:: Exercise instructions ::
Copy each line below in which the word "Γκαργκάνας" occurs.

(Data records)

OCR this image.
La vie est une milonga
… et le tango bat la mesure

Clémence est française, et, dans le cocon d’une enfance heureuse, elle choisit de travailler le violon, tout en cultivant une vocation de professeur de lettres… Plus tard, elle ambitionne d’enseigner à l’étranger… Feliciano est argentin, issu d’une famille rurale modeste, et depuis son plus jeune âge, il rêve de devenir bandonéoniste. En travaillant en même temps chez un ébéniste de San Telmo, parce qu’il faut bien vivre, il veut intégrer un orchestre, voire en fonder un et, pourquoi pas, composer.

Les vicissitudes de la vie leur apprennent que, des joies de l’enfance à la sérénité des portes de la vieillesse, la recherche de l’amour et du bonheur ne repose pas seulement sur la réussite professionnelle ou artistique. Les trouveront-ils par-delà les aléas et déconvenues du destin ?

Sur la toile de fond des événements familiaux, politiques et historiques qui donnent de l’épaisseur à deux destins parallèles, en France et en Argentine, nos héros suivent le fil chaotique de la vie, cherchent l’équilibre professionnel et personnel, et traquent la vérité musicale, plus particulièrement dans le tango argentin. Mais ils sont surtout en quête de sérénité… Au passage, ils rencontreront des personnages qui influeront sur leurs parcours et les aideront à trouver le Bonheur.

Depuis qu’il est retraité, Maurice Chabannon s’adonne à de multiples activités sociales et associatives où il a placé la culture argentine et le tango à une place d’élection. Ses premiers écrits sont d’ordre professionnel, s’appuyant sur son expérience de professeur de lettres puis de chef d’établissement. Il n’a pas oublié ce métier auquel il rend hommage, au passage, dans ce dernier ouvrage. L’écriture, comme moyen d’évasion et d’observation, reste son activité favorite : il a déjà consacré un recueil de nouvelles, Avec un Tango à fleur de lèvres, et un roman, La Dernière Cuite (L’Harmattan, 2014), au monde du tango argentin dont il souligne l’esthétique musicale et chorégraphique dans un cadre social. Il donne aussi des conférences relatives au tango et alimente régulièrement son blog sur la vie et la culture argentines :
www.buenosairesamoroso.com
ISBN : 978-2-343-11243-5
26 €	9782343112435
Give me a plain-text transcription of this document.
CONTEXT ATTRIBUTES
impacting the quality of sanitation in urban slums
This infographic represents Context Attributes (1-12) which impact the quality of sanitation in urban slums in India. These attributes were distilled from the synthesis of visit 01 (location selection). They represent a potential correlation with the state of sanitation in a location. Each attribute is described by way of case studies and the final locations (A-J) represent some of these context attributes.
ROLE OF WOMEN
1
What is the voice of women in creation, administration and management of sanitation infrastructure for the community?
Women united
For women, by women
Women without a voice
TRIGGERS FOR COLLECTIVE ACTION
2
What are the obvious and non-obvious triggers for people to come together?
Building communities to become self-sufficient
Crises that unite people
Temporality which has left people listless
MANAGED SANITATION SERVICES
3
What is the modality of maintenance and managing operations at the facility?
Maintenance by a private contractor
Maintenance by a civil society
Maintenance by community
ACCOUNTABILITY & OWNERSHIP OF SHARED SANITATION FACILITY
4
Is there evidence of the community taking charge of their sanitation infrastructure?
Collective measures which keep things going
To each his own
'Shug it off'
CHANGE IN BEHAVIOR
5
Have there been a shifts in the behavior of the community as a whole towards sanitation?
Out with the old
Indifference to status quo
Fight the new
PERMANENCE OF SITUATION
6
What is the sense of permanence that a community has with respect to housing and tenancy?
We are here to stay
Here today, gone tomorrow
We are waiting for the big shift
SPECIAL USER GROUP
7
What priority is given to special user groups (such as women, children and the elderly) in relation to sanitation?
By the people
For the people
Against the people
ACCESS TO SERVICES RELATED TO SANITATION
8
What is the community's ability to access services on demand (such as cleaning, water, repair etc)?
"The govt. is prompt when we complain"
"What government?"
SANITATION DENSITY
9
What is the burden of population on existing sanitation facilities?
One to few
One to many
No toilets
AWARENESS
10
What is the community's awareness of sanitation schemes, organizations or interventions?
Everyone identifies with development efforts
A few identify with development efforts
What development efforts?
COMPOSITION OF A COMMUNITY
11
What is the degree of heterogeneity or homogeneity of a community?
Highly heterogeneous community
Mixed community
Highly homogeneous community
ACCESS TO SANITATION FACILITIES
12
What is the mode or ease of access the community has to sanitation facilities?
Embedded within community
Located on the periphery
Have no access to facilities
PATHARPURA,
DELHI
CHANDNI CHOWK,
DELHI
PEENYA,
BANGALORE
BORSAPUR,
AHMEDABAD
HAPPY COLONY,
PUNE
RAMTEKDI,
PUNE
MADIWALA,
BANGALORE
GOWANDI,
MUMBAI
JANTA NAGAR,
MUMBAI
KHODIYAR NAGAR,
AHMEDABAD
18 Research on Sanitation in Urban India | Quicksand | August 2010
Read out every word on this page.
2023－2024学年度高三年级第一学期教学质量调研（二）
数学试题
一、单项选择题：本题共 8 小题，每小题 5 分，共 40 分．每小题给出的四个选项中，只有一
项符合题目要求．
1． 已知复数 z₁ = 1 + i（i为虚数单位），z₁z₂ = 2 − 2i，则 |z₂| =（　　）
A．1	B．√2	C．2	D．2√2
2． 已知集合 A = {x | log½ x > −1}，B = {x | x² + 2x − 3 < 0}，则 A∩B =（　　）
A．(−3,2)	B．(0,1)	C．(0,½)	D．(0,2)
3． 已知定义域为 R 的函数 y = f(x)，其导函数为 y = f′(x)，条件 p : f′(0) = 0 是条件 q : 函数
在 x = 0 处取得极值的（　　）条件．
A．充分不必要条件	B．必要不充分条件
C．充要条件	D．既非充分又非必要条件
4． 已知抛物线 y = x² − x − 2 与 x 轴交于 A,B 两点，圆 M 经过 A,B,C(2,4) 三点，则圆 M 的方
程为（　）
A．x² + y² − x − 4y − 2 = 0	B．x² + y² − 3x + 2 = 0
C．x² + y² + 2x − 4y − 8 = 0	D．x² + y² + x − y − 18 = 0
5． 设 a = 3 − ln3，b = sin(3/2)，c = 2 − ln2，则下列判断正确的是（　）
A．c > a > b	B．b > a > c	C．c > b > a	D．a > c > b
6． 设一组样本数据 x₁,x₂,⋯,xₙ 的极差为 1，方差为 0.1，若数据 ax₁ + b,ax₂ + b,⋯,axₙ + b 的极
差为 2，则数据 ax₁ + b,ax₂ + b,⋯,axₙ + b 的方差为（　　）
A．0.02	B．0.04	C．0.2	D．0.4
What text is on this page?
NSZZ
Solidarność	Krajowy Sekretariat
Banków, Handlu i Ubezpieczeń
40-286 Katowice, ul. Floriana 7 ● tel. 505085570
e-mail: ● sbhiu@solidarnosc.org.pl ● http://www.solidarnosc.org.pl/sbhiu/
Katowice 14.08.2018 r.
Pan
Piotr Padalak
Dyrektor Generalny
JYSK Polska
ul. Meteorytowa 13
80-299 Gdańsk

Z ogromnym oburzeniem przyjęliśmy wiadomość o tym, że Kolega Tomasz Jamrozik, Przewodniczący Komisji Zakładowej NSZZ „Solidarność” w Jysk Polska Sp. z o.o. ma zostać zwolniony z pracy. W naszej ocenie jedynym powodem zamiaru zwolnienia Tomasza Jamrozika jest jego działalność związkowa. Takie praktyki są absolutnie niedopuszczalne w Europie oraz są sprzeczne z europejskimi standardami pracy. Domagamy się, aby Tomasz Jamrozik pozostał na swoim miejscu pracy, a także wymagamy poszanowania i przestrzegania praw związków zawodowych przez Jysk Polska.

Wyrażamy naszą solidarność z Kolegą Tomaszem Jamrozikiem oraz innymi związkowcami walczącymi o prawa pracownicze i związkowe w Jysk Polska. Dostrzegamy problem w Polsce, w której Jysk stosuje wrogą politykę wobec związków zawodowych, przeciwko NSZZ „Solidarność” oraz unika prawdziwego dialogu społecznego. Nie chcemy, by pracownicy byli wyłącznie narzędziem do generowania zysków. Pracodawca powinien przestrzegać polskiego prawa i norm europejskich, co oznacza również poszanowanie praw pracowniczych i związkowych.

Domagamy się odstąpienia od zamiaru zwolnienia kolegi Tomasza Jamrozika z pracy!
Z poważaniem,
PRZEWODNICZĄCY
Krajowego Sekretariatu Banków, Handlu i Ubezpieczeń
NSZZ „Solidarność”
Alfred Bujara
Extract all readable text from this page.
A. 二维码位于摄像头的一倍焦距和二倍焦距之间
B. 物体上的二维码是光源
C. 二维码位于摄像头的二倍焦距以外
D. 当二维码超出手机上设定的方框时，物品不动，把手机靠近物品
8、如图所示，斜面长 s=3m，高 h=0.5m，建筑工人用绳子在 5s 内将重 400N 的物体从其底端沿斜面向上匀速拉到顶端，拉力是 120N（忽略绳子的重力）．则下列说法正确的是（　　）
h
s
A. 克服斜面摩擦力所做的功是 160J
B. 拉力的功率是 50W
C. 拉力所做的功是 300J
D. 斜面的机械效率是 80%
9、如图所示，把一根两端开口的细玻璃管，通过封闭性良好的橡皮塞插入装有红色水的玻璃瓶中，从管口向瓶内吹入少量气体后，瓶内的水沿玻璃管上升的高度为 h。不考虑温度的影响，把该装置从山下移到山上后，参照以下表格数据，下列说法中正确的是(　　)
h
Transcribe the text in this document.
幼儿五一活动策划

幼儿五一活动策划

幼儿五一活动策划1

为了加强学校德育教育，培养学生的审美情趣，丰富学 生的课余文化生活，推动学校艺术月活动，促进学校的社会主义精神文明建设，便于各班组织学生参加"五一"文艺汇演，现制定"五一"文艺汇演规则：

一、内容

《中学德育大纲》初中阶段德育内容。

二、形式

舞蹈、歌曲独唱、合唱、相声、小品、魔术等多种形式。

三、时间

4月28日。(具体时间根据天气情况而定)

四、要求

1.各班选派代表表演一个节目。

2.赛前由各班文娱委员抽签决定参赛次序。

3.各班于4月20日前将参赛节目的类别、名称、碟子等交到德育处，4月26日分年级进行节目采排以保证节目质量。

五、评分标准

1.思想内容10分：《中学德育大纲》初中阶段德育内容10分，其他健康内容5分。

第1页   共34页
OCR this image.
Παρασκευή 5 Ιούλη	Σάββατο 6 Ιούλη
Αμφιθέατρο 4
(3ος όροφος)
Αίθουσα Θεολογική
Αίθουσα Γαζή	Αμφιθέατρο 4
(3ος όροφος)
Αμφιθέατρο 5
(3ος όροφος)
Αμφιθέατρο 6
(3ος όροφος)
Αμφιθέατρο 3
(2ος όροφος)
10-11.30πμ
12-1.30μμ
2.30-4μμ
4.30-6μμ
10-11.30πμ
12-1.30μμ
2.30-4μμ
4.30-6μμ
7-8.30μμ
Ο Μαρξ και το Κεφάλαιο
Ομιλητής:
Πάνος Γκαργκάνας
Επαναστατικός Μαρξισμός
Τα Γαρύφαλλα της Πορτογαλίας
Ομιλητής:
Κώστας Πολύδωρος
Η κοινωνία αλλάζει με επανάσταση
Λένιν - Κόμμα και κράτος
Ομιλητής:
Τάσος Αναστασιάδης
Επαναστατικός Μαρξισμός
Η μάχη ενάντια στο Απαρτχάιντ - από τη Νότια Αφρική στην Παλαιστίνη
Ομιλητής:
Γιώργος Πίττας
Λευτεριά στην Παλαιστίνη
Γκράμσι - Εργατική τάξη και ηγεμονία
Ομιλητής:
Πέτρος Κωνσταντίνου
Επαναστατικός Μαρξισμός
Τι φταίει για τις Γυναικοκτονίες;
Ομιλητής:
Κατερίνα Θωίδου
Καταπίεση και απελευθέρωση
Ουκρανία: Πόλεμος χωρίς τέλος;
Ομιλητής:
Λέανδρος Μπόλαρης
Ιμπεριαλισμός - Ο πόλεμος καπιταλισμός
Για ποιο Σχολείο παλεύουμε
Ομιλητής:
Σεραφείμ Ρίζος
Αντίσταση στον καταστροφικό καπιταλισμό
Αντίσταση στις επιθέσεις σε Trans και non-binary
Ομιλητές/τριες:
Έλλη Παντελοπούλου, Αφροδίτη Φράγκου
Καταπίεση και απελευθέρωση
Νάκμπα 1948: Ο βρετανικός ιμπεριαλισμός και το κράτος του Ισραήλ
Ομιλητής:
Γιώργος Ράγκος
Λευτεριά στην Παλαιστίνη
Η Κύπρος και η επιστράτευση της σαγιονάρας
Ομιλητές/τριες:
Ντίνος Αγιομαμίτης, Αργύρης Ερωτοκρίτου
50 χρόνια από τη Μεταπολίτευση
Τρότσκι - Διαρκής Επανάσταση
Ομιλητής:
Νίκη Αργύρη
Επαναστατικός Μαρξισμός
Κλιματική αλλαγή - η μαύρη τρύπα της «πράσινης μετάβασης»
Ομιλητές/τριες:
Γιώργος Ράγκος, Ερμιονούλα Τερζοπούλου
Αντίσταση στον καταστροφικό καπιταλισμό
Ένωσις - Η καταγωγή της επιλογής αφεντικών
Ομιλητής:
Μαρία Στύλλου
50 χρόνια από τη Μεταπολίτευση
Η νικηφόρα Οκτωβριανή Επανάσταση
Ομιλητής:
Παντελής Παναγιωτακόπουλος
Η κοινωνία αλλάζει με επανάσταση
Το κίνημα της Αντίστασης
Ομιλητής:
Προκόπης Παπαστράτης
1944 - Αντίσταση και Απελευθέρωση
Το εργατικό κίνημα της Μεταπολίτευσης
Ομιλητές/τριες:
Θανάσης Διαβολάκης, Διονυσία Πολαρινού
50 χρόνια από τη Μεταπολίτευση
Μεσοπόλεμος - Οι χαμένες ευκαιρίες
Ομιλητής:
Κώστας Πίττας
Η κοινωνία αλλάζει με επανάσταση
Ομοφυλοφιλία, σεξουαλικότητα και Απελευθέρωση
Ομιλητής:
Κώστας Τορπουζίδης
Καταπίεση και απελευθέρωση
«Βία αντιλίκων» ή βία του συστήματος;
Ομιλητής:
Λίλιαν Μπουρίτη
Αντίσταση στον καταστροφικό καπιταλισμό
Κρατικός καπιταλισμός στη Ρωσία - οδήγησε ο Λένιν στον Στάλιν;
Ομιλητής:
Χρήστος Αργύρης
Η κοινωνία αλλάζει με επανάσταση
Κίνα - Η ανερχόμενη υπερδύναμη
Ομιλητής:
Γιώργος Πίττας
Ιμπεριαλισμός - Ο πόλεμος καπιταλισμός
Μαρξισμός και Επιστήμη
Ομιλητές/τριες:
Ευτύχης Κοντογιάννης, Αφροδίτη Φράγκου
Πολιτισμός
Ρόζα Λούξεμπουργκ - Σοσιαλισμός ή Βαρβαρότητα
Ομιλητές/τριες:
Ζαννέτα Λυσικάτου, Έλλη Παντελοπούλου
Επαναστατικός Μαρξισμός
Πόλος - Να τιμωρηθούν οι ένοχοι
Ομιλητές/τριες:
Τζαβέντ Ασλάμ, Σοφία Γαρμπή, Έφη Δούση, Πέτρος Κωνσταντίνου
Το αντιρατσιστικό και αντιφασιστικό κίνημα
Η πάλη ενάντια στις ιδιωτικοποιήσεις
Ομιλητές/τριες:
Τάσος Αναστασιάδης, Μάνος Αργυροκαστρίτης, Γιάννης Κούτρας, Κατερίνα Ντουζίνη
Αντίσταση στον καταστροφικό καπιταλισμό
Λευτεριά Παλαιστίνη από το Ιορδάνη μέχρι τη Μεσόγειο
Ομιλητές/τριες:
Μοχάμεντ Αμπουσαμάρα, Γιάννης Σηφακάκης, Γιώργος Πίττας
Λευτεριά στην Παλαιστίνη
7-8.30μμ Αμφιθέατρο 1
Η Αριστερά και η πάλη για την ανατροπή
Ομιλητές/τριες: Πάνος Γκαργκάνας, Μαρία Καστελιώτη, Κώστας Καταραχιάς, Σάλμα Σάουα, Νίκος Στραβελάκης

:: Written solution ::
Πάνος Γκαργκάνας
Ομιλητές/τριες: Πάνος Γκαργκάνας, Μαρία Καστελιώτη, Κώστας Καταραχιάς, Σάλμα Σάουα, Νίκος Στραβελάκης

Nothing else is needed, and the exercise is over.